(Dataset rows)
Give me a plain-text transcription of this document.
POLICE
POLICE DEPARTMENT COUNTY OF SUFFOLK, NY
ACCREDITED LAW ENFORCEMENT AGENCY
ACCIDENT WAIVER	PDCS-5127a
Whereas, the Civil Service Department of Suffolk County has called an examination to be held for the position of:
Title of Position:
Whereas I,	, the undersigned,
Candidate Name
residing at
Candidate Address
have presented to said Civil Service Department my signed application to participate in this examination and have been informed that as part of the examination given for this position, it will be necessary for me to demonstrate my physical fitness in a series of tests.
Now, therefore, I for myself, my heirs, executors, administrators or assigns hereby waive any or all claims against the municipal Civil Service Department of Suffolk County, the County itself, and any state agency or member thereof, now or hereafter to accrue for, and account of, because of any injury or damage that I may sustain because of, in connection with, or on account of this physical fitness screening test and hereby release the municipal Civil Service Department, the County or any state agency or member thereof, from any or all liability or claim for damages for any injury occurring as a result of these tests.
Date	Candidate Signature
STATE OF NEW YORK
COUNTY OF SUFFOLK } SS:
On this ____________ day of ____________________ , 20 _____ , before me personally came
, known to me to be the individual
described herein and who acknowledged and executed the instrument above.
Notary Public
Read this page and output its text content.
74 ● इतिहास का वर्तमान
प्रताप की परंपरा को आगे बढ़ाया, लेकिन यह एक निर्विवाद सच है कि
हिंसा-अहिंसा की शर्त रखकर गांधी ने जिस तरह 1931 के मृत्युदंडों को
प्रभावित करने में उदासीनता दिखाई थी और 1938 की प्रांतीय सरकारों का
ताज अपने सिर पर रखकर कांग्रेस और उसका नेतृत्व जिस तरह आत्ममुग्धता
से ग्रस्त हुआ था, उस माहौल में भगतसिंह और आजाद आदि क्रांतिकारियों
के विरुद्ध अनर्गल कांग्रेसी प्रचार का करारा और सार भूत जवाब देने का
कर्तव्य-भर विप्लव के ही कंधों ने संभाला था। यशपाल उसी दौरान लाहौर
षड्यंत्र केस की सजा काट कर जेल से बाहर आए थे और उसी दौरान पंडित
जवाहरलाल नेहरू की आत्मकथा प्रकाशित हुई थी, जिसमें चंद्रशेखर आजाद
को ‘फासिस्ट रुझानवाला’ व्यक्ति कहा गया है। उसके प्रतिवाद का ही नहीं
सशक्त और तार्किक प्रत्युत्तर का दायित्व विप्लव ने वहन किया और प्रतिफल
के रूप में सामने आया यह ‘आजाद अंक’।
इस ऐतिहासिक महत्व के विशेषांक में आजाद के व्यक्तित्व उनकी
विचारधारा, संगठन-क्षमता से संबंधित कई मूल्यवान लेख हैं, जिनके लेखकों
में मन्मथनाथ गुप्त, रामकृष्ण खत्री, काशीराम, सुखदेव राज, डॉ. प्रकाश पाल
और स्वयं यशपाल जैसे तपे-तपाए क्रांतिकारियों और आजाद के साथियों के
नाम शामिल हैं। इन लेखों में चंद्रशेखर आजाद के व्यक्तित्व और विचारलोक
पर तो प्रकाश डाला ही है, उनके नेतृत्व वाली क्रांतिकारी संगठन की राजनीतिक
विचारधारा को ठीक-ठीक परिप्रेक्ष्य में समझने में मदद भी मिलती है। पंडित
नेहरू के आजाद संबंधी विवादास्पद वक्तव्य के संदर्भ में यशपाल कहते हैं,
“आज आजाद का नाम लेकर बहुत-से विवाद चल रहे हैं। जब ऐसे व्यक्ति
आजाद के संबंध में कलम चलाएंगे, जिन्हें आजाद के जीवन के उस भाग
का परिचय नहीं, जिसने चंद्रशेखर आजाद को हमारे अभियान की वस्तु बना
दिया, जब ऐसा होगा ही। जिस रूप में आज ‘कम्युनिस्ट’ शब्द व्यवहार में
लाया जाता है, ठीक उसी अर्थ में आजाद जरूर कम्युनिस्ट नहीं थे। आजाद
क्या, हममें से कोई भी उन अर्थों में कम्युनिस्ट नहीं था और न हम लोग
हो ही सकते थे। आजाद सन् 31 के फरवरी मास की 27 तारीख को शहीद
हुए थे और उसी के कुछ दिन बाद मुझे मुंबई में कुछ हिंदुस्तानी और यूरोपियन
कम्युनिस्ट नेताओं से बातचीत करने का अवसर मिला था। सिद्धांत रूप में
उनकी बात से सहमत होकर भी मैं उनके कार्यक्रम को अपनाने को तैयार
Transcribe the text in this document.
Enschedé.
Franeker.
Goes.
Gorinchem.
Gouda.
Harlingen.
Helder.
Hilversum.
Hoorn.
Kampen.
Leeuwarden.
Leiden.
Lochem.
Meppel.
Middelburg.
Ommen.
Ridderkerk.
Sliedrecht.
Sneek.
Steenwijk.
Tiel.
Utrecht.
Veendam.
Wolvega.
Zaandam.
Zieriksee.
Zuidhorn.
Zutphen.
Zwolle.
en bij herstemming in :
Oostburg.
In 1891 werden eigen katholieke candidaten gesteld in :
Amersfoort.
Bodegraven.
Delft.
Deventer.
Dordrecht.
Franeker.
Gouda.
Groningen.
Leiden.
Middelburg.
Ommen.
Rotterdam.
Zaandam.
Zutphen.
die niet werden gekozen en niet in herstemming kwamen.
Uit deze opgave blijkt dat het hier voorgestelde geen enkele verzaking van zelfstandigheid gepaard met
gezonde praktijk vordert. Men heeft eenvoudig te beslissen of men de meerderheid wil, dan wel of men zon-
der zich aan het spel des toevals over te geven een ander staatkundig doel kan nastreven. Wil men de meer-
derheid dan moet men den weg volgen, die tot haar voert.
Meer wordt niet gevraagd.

» Task brief:
From the entries above, copy out every line where the string "physical" appears.

» Reply:
have presented to said Civil Service Department my signed application to participate in this examination and have been informed that as part of the examination given for this position, it will be necessary for me to demonstrate my physical fitness in a series of tests.
Now, therefore, I for myself, my heirs, executors, administrators or assigns hereby waive any or all claims against the municipal Civil Service Department of Suffolk County, the County itself, and any state agency or member thereof, now or hereafter to accrue for, and account of, because of any injury or damage that I may sustain because of, in connection with, or on account of this physical fitness screening test and hereby release the municipal Civil Service Department, the County or any state agency or member thereof, from any or all liability or claim for damages for any injury occurring as a result of these tests.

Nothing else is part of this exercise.